++++ DATA ENTRIES ++++

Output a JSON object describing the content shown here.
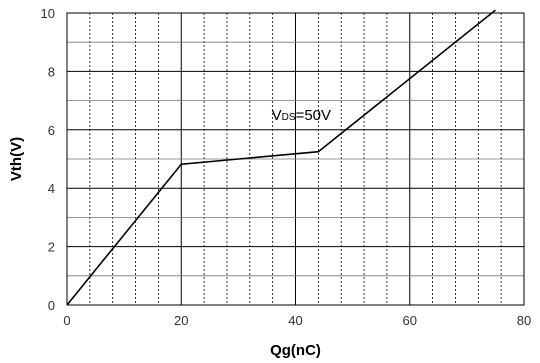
{
  "chart_data": {
    "type": "line",
    "title": "",
    "xlabel": "Qg(nC)",
    "ylabel": "Vth(V)",
    "xlim": [
      0,
      80
    ],
    "ylim": [
      0,
      10
    ],
    "x_ticks": [
      "0",
      "20",
      "40",
      "60",
      "80"
    ],
    "y_ticks": [
      "0",
      "2",
      "4",
      "6",
      "8",
      "10"
    ],
    "x_minor_step": 4,
    "y_minor_step": 1,
    "grid": true,
    "legend": "none",
    "line_color": "#000000",
    "grid_color": "#000000",
    "series": [
      {
        "x": [
          0,
          20,
          44,
          75
        ],
        "y": [
          0,
          4.82,
          5.25,
          10.1
        ]
      }
    ],
    "annotation": {
      "prefix": "V",
      "subscript": "DS",
      "suffix": "=50V",
      "at": [
        36,
        6.5
      ]
    }
  }
}
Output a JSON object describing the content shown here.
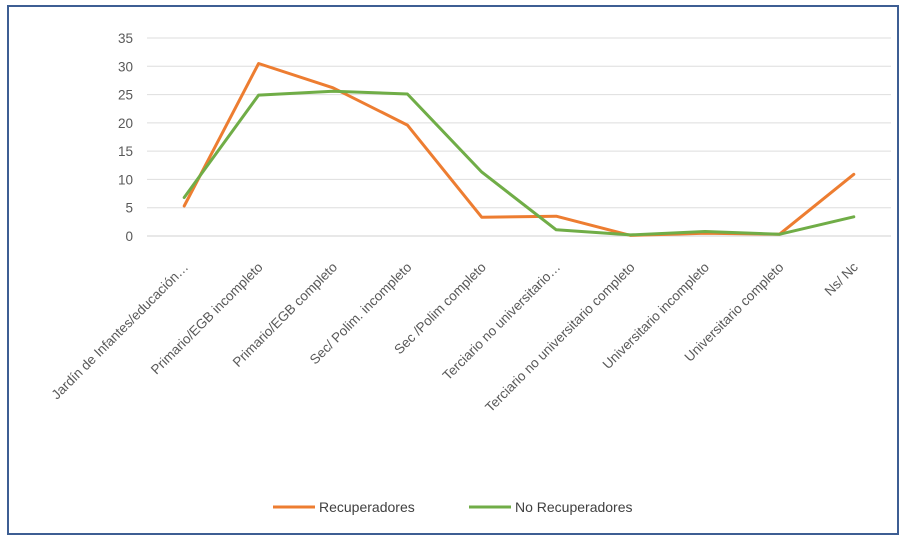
{
  "chart_data": {
    "type": "line",
    "title": "",
    "xlabel": "",
    "ylabel": "",
    "ylim": [
      0,
      35
    ],
    "yticks": [
      0,
      5,
      10,
      15,
      20,
      25,
      30,
      35
    ],
    "grid": true,
    "legend_position": "bottom",
    "categories": [
      "Jardín de Infantes/educación…",
      "Primario/EGB incompleto",
      "Primario/EGB completo",
      "Sec/ Polim. incompleto",
      "Sec /Polim completo",
      "Terciario no universitario…",
      "Terciario no universitario completo",
      "Universitario incompleto",
      "Universitario completo",
      "Ns/ Nc"
    ],
    "series": [
      {
        "name": "Recuperadores",
        "color": "#ED7D31",
        "values": [
          5.3,
          30.5,
          26.2,
          19.6,
          3.3,
          3.5,
          0.1,
          0.5,
          0.3,
          10.9
        ]
      },
      {
        "name": "No Recuperadores",
        "color": "#70AD47",
        "values": [
          6.8,
          24.9,
          25.6,
          25.1,
          11.3,
          1.1,
          0.2,
          0.8,
          0.3,
          3.4
        ]
      }
    ]
  }
}
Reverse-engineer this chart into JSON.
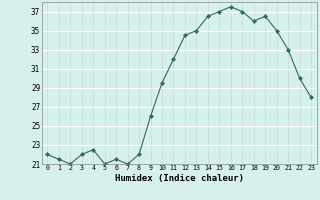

++++

§ **WRITTEN REQUEST**
Give the data above again in full and unchanged, skipping the pictures.

§ **RESULT**
Output a JSON object describing the content shown here.
{
  "chart_data": {
    "type": "line",
    "title": "",
    "xlabel": "Qg(nC)",
    "ylabel": "Vth(V)",
    "xlim": [
      0,
      80
    ],
    "ylim": [
      0,
      10
    ],
    "x_ticks": [
      "0",
      "20",
      "40",
      "60",
      "80"
    ],
    "y_ticks": [
      "0",
      "2",
      "4",
      "6",
      "8",
      "10"
    ],
    "x_minor_step": 4,
    "y_minor_step": 1,
    "grid": true,
    "legend": "none",
    "line_color": "#000000",
    "grid_color": "#000000",
    "series": [
      {
        "x": [
          0,
          20,
          44,
          75
        ],
        "y": [
          0,
          4.82,
          5.25,
          10.1
        ]
      }
    ],
    "annotation": {
      "prefix": "V",
      "subscript": "DS",
      "suffix": "=50V",
      "at": [
        36,
        6.5
      ]
    }
  }
}
Output a JSON object describing the content shown here.
{
  "chart_data": {
    "type": "line",
    "title": "",
    "xlabel": "",
    "ylabel": "",
    "ylim": [
      0,
      35
    ],
    "yticks": [
      0,
      5,
      10,
      15,
      20,
      25,
      30,
      35
    ],
    "grid": true,
    "legend_position": "bottom",
    "categories": [
      "Jardín de Infantes/educación…",
      "Primario/EGB incompleto",
      "Primario/EGB completo",
      "Sec/ Polim. incompleto",
      "Sec /Polim completo",
      "Terciario no universitario…",
      "Terciario no universitario completo",
      "Universitario incompleto",
      "Universitario completo",
      "Ns/ Nc"
    ],
    "series": [
      {
        "name": "Recuperadores",
        "color": "#ED7D31",
        "values": [
          5.3,
          30.5,
          26.2,
          19.6,
          3.3,
          3.5,
          0.1,
          0.5,
          0.3,
          10.9
        ]
      },
      {
        "name": "No Recuperadores",
        "color": "#70AD47",
        "values": [
          6.8,
          24.9,
          25.6,
          25.1,
          11.3,
          1.1,
          0.2,
          0.8,
          0.3,
          3.4
        ]
      }
    ]
  }
}
Reverse-engineer this chart into JSON.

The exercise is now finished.